Extract all lines containing "title".

[begin Data records]

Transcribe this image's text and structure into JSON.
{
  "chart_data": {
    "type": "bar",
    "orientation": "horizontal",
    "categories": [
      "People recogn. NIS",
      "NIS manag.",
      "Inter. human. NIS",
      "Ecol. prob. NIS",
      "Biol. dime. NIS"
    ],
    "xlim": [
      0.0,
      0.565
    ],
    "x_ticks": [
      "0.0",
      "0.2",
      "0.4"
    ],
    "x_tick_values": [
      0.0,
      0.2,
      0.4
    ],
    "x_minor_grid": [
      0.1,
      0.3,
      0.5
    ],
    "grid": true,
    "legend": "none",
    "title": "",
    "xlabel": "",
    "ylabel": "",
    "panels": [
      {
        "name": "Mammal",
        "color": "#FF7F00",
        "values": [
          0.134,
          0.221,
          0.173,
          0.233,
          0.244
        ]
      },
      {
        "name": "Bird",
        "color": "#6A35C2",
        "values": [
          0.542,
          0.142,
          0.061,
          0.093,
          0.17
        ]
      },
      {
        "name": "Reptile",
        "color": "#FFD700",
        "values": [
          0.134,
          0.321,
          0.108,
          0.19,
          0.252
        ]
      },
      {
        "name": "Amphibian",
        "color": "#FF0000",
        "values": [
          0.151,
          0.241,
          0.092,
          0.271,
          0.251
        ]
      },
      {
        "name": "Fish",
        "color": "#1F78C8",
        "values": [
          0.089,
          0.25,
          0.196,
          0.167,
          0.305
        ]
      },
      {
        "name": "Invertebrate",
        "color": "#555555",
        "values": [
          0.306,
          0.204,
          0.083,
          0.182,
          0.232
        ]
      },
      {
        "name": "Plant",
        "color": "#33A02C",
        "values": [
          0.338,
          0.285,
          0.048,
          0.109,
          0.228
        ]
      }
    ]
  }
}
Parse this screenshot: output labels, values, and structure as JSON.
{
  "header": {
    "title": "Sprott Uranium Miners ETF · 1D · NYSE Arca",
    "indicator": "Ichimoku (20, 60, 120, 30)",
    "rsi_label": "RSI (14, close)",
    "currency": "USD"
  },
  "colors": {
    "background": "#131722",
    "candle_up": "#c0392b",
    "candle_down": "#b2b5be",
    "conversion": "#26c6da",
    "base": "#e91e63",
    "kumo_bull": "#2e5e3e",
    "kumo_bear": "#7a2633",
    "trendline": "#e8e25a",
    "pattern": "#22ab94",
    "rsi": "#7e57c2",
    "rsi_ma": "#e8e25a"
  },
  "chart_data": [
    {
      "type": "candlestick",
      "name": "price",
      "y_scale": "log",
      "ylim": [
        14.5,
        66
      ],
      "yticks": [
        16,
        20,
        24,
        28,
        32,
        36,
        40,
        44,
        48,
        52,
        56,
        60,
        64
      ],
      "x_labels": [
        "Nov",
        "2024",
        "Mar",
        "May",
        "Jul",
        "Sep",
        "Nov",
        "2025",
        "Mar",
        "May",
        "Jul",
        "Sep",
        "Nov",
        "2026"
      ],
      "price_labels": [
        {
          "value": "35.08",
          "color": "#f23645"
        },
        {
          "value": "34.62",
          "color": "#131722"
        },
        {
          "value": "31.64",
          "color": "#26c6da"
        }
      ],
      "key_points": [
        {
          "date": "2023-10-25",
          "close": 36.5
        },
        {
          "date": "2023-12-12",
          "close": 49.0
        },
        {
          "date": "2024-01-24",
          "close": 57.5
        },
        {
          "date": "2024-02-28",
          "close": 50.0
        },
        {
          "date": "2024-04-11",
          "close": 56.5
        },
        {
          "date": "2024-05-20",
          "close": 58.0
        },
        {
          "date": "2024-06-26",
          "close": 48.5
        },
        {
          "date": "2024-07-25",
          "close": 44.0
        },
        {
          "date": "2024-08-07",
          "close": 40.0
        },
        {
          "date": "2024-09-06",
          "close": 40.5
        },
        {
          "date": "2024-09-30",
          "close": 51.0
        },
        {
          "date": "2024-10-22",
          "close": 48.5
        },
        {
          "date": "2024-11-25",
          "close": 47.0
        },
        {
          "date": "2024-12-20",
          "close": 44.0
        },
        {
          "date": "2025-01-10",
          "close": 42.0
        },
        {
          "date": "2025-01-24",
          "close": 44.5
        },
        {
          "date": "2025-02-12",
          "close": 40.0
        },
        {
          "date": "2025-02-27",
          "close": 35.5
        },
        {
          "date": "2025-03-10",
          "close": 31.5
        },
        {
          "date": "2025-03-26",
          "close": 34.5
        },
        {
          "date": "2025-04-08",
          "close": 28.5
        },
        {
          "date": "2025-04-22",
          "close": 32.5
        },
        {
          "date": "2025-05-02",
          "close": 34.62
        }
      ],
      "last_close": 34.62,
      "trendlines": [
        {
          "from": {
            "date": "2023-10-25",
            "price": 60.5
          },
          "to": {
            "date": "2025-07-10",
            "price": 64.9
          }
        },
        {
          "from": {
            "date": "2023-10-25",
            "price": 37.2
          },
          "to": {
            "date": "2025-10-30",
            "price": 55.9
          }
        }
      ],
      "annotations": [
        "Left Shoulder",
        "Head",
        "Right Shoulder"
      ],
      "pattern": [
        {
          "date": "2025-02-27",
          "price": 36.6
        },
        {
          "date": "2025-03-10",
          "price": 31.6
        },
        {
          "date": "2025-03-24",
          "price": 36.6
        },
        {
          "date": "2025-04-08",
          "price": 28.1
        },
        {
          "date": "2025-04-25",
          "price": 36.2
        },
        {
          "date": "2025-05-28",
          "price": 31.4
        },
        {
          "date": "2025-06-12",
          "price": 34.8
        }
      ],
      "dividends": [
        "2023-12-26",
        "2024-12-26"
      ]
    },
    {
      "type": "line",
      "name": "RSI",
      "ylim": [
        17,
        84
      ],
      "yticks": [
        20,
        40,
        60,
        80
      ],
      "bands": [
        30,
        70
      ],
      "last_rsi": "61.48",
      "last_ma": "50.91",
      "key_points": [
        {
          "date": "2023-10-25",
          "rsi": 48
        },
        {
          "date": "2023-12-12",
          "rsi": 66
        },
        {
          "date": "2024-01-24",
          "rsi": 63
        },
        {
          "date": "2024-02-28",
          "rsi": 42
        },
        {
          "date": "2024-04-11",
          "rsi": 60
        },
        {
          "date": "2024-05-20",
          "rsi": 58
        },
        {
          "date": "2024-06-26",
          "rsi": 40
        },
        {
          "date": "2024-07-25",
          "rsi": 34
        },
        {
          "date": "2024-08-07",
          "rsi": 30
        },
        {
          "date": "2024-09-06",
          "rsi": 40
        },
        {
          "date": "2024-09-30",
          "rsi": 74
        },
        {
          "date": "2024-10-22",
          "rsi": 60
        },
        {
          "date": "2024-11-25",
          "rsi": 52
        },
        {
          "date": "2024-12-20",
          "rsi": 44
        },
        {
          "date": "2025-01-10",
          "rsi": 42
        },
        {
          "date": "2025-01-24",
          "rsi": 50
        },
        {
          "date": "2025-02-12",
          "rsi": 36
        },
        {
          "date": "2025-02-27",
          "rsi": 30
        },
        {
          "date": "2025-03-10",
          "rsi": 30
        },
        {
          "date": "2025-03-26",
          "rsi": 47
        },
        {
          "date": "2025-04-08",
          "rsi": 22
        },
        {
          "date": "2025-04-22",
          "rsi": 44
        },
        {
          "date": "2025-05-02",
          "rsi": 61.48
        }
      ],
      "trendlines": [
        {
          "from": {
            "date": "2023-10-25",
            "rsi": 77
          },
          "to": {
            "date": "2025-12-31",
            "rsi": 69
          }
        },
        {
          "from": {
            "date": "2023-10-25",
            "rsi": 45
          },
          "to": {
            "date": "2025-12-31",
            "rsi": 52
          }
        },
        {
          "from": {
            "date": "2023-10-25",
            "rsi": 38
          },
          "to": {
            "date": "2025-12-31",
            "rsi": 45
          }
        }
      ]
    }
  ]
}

[end Data records]

* _Written answer_:
    "title": "",
    "title": "Sprott Uranium Miners ETF · 1D · NYSE Arca",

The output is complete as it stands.